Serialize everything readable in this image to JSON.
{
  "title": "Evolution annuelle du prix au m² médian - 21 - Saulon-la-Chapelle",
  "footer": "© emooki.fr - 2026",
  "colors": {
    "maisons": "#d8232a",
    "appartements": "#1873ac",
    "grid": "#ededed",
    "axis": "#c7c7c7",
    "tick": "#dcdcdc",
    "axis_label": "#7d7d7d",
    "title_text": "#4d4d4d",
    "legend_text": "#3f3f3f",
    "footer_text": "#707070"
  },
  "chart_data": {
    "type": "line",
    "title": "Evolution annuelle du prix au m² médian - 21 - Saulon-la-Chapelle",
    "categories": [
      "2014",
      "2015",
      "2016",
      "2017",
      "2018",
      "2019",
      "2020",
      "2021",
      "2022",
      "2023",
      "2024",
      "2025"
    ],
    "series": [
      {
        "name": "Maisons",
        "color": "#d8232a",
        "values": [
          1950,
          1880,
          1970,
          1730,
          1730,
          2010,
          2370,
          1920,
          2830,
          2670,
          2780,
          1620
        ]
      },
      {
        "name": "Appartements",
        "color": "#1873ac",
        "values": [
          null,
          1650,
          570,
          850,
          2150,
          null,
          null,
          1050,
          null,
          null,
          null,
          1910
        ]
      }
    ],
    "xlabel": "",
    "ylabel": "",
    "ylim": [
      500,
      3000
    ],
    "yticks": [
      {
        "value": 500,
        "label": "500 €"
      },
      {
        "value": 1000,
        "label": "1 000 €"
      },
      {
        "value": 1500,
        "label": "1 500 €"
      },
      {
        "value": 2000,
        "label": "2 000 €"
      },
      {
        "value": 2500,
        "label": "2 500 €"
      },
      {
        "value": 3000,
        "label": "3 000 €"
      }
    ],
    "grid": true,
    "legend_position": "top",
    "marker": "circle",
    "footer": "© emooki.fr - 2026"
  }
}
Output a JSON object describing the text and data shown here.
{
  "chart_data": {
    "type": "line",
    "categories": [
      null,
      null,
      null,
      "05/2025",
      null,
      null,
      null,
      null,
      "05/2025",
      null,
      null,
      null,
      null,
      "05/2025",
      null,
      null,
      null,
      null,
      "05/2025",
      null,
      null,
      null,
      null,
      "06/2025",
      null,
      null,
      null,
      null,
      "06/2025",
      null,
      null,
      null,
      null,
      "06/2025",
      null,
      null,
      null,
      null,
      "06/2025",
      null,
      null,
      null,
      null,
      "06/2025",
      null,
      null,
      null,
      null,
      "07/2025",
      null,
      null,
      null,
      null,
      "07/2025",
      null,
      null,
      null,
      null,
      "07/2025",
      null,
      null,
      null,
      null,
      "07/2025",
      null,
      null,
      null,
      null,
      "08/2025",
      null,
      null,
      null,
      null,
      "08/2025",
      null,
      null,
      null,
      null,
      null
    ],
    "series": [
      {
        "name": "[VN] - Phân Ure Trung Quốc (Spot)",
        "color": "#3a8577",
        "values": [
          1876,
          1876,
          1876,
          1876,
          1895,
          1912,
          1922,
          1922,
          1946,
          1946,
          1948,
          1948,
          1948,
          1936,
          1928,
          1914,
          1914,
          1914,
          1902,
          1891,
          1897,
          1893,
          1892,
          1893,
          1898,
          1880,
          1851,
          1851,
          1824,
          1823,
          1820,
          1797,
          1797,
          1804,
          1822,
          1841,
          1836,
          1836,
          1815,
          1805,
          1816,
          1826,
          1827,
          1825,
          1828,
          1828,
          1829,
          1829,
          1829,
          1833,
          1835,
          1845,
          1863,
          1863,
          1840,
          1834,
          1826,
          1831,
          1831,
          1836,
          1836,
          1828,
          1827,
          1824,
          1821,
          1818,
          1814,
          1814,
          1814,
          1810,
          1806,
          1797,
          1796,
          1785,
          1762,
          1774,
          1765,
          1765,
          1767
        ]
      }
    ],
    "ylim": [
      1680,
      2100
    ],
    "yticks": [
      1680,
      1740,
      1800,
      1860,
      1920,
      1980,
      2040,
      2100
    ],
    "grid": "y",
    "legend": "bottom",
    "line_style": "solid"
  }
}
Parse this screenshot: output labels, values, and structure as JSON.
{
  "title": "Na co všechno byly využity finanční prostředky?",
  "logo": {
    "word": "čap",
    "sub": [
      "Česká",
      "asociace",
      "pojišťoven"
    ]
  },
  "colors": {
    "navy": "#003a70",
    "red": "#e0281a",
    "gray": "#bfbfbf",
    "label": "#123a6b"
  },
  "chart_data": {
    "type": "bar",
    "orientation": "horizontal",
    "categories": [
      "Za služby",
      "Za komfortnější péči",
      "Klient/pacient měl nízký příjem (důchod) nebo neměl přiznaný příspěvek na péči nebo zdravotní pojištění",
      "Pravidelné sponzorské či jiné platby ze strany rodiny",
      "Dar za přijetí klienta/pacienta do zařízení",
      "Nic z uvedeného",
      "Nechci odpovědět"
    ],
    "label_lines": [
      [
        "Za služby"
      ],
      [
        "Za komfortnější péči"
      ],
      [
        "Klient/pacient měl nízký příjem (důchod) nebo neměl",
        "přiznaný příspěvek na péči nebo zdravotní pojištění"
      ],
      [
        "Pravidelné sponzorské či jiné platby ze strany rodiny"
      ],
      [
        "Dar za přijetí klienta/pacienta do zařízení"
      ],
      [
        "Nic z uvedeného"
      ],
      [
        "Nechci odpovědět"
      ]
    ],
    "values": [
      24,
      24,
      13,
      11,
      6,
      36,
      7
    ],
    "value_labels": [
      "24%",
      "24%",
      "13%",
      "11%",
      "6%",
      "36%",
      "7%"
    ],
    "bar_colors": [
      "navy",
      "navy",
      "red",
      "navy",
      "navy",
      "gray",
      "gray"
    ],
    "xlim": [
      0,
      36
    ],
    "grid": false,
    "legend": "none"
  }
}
....................
> _Written request_: Write out every line of the data that holds the word "příjem".

> _Answer to this problem_:
      "Klient/pacient měl nízký příjem (důchod) nebo neměl přiznaný příspěvek na péči nebo zdravotní pojištění",
        "Klient/pacient měl nízký příjem (důchod) nebo neměl",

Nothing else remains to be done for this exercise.